What the task asks — In the entries that follow, how many lines contain "København"? Answer with the number only.

[Saved data entries]
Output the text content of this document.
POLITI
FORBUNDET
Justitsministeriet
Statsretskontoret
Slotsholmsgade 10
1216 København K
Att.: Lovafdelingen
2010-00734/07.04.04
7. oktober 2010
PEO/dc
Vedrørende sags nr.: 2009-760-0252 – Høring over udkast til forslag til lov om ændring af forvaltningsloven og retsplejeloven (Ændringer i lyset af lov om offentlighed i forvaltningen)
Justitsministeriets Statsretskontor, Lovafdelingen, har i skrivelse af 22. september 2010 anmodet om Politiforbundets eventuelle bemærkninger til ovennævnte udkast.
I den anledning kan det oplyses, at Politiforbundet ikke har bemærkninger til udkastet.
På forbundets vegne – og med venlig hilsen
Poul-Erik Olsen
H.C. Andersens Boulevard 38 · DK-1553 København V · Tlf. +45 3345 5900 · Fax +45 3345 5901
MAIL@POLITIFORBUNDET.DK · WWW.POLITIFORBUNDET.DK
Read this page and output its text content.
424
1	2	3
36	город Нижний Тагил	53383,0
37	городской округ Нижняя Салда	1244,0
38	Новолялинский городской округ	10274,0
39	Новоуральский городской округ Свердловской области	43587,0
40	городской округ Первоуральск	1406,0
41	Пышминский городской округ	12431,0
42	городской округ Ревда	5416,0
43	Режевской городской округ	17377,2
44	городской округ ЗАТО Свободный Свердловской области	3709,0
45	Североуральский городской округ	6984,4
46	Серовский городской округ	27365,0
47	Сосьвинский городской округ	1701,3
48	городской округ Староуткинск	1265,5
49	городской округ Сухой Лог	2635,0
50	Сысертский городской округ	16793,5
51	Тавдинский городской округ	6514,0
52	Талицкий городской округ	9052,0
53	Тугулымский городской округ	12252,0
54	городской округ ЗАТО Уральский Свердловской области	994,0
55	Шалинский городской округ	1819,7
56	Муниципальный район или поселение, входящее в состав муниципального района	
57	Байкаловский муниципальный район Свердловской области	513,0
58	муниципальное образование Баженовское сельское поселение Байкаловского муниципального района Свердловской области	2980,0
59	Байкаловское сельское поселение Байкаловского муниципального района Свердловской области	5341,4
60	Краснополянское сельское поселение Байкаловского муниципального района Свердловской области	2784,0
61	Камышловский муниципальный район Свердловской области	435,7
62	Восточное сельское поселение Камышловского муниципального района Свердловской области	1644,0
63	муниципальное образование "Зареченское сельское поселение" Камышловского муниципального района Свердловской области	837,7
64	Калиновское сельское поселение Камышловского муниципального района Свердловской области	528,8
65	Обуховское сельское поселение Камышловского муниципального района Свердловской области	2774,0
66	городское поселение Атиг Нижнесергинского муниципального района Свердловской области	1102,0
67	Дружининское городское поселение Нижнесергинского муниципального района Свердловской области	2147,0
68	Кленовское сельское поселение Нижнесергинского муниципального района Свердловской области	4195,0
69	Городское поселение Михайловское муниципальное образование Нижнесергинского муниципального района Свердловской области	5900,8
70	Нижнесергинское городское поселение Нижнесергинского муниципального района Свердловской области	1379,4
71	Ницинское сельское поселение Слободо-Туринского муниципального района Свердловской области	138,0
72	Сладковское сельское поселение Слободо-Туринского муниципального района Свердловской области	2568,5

Written response — 2